■ Provided passage
▬▬▬

Living Room Bar Concepts – A Winning Formula For Hotels/Resorts
Hotels & Resorts have always faced the challenge of targeting the needs of a hotel guest for a place to relax at the end of a long business or travel day – and yet still be able to pull non-hotel guests into their bar/restaurant venues.
It’s Not a Restaurant/Bar Strategy Any Longer – Its Bar/Restaurant?
There are plenty of success stories in the Hotel/Resort F&B world where world class destination restaurants and or high volume active lounge venues are pulling the majority of their customers out of local nonhotel guest markets. There are operators who execute those business venues/models very effectively – such as Sbe, Noble House, Kimpton, Sage and others. But the vast majority of hotels and resorts are missing the business wave which comes when your bar is a living room bar.
I regularly tour the country doing Assessments at Hotel / Resorts. This gets me deep into the local property numbers and parked in F&B Venues in observation mode during key bar business windows. A recent visit to a property that shall remain nameless yielded an all too familiar experience. The lobby bar was adjacent to a concept restaurant being managed by the hotel. The restaurant had an identity, but the bar did not. Through an entire evening the restaurant remained almost empty in spite of a focused amenity marketing program. But the bar was full of folks eating and drinking. The food numbers were pretty good, likely masking results since the bar was part of the restaurant. This hotel had a great living room bar. And the hotel guests were choosing not to go sit down and have dinner, but rather to hang in the bar, watch TV, get some work done and eat and drink over an extended period.

▬▬▬

■ Given material
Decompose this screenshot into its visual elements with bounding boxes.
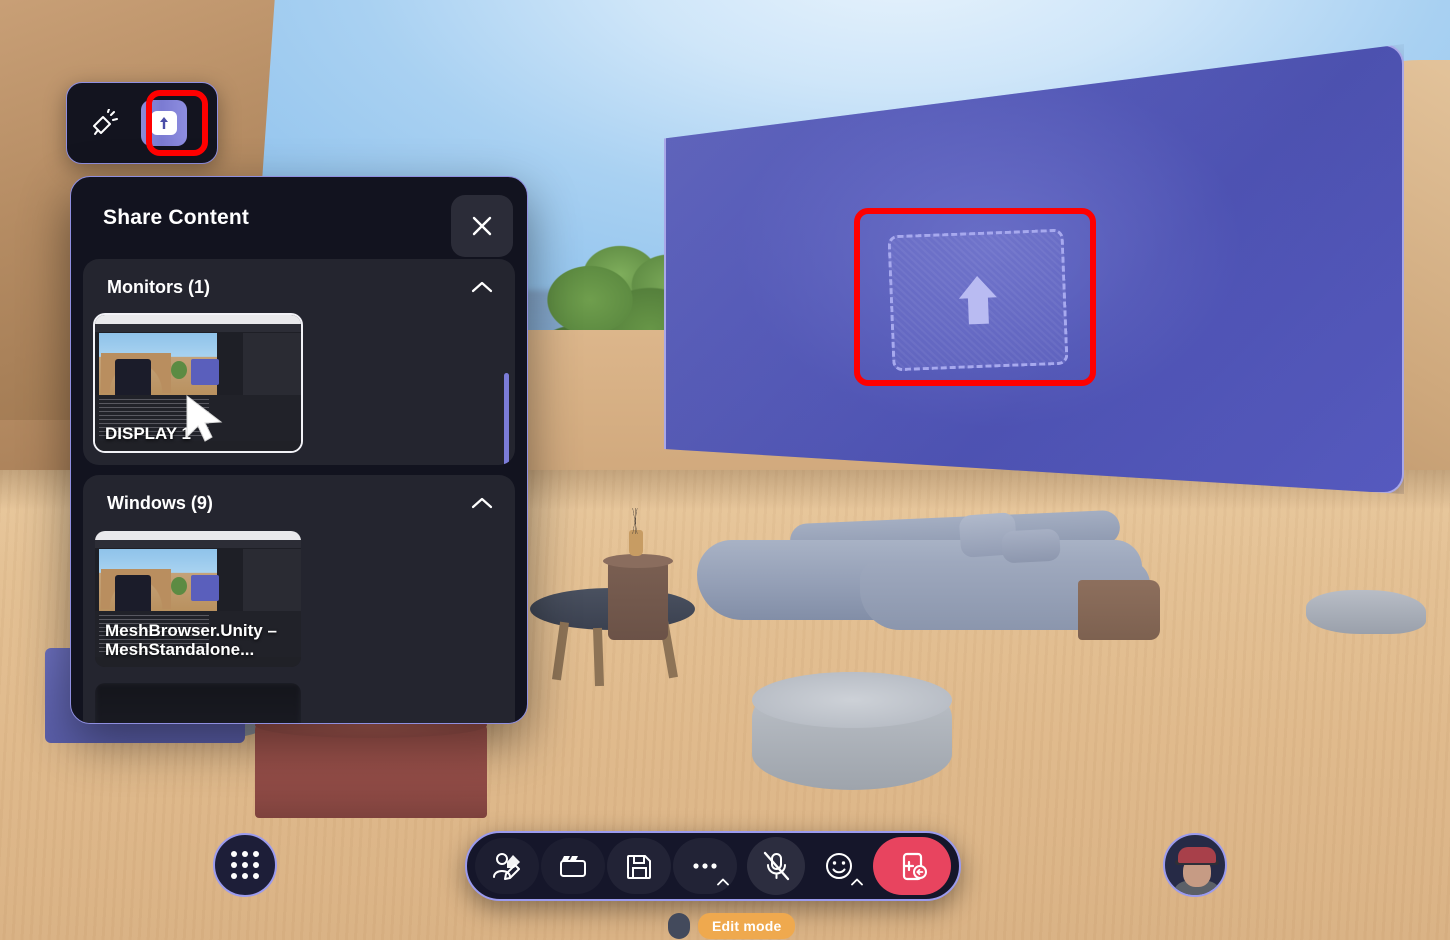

▬▬▬

■ What is asked
[a] From the passage on living room bars, reproduce the words between "It’s Not a Restaurant/Bar" and "a living room bar.", inclusive.
[b] Carry on writing the passage on living room bars, picking up right after its final sentence.
The material plays no part in what comes next.

■ Answers to the problems
[a]
It’s Not a Restaurant/Bar Strategy Any Longer – Its Bar/Restaurant?
There are plenty of success stories in the Hotel/Resort F&B world where world class destination restaurants and or high volume active lounge venues are pulling the majority of their customers out of local nonhotel guest markets. There are operators who execute those business venues/models very effectively – such as Sbe, Noble House, Kimpton, Sage and others. But the vast majority of hotels and resorts are missing the business wave which comes when your bar is a living room bar.

[b]
For a restaurant operator the check times would seem brutally long. Table turns not being tracked would be blasphemy. No reservation process, just walk in and find a place to hang – is a precursor to anarchy. And even the menu for a celebrity chef, would look like a disaster. In this case the F&B director was focusing almost entirely on how to get the restaurant going? But my advice was not to work in that direction. Destination restaurants are simply one of many in most markets. Unless you can firmly detach the restaurant venue from the hotel – you are fighting against preconceived notions that are hard to change. Yes a lot of money was spent to build the concept. Yes you have to have a restaurant concept to offer hotel guests breakfast, lunch and dinner options. Yes you need to serve quality food. But the bottom line is when it comes to be 5pm, the bird in hand – the living room bar – is proving to be a winner both with hotel and non hotel guests. What those that recognize the trend are doing is to look at their F&B operation as a bar/restaurant – not a restaurant/bar. To recognize that the experience your guests want, is what you deliver in your bar, not what you deliver in your restaurant.
What Does The Hotel Guest Want?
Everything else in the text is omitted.